* TASK INSTRUCTIONS
State how many lines in this listing include the word "safe", and nothing else.

═════ THE INPUT

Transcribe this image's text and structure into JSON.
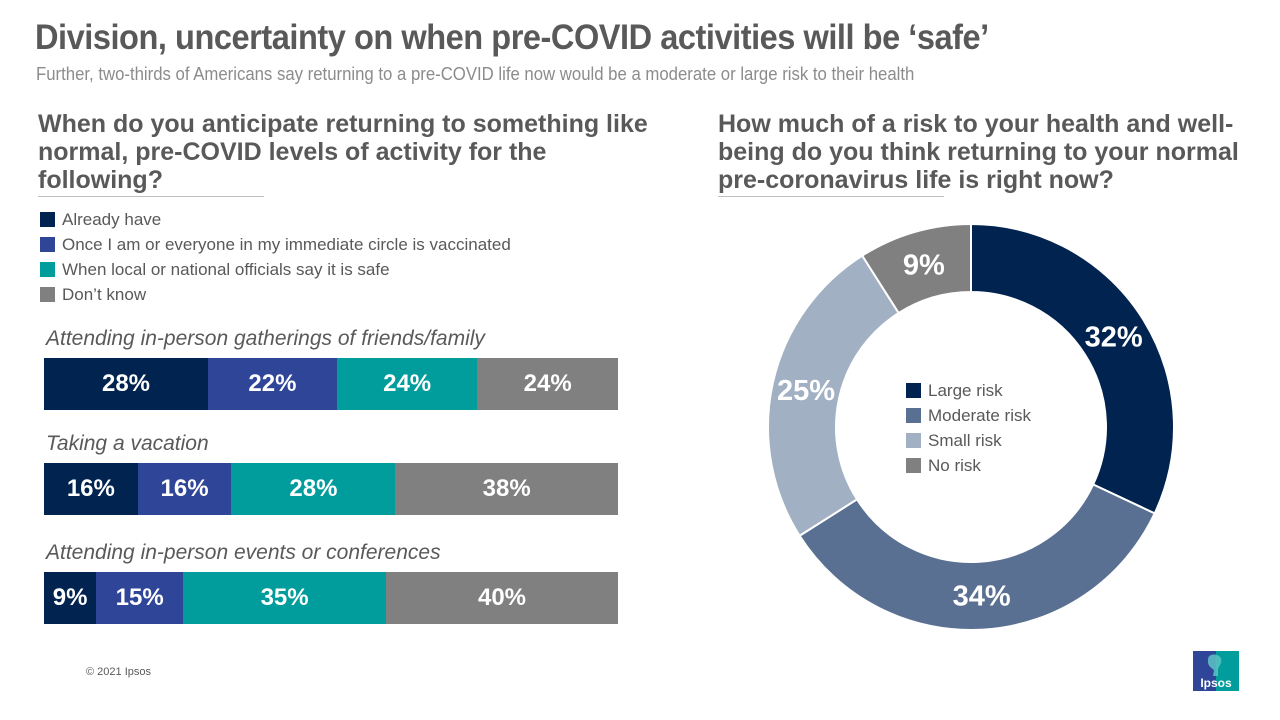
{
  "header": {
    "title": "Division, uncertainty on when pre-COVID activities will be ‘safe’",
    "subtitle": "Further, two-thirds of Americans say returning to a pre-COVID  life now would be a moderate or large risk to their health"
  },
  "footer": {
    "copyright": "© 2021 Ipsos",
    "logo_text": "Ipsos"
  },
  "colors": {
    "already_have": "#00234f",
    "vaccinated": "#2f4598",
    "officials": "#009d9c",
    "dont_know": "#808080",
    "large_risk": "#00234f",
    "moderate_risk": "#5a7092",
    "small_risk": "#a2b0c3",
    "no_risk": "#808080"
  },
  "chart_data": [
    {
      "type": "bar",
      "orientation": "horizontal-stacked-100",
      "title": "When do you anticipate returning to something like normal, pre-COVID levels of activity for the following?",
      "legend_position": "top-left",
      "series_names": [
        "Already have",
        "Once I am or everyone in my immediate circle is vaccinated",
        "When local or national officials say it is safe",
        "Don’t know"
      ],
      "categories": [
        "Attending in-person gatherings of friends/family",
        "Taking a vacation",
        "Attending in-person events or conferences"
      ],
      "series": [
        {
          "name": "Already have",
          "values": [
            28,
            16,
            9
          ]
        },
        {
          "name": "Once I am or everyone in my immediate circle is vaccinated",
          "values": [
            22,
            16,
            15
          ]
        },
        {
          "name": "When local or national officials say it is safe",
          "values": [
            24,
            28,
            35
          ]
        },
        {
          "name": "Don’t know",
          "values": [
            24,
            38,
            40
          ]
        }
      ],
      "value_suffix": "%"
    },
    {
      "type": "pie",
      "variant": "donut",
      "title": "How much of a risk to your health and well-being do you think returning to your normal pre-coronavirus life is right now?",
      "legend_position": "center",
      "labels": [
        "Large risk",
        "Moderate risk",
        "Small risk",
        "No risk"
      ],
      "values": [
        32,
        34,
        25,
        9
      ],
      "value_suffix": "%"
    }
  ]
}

══════════
═════ THE INPUT

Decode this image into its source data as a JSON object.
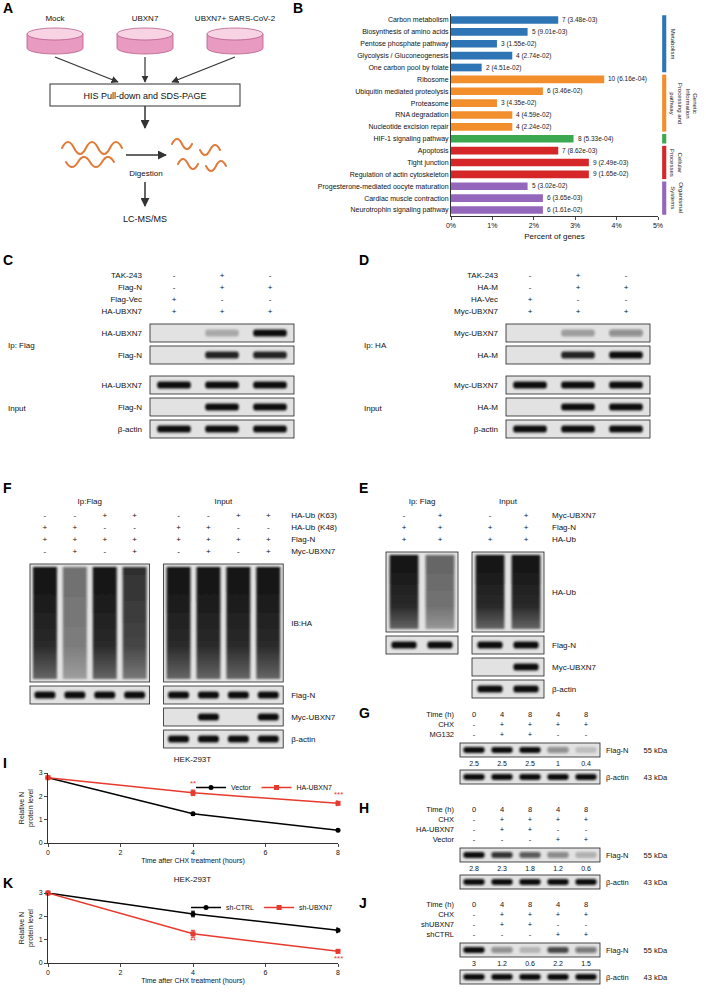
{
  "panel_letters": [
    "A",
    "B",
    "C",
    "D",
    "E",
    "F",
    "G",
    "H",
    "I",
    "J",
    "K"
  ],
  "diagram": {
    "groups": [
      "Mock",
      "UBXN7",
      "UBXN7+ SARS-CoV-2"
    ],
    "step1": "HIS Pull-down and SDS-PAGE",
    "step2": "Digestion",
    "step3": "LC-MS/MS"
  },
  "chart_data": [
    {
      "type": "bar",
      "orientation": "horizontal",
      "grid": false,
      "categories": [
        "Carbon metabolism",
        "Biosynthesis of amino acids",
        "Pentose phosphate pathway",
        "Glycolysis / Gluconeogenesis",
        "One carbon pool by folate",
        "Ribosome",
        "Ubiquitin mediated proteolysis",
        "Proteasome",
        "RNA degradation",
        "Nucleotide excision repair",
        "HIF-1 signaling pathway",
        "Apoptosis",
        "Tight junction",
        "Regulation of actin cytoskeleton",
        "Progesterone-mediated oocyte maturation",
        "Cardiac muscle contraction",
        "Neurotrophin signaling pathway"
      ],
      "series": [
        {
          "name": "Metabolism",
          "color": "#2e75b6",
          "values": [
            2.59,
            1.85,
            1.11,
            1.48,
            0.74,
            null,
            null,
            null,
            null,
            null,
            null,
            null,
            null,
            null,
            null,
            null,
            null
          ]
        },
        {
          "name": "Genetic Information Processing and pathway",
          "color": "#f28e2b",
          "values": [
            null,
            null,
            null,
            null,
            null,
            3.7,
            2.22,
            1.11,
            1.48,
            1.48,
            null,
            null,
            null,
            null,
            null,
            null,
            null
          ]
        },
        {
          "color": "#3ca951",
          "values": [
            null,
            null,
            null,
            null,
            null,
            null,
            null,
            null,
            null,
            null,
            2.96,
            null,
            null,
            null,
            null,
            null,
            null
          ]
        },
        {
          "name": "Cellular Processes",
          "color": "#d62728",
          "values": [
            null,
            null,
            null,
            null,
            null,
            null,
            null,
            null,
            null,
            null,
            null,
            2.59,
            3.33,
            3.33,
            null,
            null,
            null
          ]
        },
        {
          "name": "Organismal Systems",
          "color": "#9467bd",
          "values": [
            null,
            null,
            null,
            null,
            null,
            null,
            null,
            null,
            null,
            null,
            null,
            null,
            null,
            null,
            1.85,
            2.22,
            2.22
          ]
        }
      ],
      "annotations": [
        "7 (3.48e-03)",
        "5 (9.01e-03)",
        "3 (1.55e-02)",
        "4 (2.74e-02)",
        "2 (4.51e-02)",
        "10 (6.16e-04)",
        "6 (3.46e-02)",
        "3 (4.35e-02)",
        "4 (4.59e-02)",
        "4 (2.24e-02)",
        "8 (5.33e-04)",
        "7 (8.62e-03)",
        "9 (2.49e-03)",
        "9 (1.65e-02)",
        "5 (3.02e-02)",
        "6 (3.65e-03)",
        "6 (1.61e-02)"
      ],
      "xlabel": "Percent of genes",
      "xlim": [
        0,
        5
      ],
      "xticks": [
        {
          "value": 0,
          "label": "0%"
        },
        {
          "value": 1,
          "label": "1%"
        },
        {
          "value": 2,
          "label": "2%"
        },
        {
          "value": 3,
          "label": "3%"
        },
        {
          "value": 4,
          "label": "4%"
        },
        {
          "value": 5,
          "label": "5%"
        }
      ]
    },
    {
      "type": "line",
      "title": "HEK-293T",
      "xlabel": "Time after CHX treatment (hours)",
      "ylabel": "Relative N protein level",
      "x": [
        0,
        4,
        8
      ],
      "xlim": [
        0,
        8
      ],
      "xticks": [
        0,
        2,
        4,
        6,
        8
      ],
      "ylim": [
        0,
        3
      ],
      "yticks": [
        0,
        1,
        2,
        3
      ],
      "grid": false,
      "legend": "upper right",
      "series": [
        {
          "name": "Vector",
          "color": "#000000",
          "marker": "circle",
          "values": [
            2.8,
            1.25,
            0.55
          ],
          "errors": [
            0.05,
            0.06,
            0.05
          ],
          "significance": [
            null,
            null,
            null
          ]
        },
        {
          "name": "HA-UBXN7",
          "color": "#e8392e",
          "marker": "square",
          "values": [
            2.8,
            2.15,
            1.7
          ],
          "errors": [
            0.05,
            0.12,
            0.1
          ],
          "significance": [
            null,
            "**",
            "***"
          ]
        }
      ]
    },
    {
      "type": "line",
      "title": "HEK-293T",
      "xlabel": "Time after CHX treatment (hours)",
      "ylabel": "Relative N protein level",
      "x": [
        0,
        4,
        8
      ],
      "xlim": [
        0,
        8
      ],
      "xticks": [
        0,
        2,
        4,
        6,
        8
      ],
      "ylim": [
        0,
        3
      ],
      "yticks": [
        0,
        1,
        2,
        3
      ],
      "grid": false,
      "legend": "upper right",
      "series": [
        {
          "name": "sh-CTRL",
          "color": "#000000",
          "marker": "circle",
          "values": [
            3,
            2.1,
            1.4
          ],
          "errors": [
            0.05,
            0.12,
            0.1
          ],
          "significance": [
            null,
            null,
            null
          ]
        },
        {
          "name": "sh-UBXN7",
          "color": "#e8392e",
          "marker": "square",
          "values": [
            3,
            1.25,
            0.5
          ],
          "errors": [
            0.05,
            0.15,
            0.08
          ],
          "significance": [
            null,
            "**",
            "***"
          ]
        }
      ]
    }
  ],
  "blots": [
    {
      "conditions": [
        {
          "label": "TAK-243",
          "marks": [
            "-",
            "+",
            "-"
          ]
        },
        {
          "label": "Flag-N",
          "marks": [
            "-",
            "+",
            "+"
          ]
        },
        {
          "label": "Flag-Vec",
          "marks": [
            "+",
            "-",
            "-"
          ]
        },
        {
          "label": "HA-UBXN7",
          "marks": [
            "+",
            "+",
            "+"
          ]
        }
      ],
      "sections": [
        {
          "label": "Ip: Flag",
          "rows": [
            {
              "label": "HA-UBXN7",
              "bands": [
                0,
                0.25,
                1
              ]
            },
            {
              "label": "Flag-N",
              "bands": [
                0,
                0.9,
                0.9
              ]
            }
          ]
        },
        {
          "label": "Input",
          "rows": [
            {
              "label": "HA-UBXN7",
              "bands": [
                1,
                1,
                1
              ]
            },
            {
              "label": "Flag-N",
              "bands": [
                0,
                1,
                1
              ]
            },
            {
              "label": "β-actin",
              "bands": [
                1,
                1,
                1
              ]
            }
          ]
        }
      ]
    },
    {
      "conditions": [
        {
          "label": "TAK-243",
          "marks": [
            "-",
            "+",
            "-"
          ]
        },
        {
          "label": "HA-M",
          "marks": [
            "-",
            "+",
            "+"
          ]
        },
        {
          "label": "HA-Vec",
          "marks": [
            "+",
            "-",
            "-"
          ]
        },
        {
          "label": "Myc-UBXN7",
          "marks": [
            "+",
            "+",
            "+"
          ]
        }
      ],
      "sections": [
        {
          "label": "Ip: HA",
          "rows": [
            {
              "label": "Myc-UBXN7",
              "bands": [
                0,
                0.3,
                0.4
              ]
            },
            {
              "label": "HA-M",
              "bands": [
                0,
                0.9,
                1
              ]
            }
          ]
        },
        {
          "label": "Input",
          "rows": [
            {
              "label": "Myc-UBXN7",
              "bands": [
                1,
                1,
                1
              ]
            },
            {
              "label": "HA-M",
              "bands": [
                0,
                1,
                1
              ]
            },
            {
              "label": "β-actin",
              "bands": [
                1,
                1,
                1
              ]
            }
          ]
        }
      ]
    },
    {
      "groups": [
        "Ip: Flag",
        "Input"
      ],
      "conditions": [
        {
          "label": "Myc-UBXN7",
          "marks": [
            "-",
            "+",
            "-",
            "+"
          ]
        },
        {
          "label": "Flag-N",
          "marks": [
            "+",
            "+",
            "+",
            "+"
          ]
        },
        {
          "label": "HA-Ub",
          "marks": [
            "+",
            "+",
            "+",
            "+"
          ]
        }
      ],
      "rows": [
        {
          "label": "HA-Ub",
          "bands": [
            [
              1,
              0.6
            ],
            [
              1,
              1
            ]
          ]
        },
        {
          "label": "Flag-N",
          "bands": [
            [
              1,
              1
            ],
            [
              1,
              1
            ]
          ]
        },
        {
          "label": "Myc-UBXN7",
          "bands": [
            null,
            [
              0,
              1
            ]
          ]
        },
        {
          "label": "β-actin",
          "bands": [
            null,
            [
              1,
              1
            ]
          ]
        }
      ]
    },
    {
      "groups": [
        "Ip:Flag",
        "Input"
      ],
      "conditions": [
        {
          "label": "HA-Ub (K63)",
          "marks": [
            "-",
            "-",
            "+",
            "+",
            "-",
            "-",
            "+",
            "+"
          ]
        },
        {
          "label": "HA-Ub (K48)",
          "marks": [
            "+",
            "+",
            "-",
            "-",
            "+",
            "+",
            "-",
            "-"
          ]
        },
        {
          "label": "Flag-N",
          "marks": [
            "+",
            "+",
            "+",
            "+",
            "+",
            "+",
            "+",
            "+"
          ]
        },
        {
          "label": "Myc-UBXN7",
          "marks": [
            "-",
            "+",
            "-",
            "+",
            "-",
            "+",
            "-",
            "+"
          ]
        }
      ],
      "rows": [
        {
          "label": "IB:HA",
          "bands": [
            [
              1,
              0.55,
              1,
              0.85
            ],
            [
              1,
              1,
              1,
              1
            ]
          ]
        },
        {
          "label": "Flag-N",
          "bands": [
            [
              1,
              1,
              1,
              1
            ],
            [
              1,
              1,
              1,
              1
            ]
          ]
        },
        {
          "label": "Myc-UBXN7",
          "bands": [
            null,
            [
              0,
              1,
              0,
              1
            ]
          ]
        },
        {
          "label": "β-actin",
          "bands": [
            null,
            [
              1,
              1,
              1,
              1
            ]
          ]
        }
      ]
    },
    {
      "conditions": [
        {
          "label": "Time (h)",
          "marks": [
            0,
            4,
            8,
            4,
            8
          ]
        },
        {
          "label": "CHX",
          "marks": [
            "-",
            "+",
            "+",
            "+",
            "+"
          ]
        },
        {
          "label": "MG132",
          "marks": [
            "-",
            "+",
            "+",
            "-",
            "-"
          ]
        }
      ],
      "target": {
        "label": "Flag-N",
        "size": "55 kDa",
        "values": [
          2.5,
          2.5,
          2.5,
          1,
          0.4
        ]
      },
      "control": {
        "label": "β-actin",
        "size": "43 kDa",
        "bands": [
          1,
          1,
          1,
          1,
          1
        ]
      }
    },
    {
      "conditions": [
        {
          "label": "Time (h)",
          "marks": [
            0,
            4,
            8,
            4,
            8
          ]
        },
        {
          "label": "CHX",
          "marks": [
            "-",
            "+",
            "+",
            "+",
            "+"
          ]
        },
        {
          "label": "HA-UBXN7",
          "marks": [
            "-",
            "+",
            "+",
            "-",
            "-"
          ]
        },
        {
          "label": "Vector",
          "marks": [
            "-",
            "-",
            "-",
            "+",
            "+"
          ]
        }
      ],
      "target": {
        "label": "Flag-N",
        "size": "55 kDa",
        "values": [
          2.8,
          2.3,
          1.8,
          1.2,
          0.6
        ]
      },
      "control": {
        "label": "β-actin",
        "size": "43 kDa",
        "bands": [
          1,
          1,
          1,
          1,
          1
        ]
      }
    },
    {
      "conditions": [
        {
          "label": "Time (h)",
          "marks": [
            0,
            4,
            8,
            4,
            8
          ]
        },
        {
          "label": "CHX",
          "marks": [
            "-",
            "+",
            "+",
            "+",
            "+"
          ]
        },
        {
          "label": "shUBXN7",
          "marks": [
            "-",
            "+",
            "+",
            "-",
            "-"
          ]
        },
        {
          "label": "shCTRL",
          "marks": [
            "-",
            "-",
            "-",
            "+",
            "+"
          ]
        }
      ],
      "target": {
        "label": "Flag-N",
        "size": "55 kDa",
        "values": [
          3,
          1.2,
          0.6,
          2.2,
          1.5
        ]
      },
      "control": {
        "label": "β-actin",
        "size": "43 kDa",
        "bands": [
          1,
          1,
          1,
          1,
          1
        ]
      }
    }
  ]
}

══════════

* OUTPUT OF THE EXERCISE
3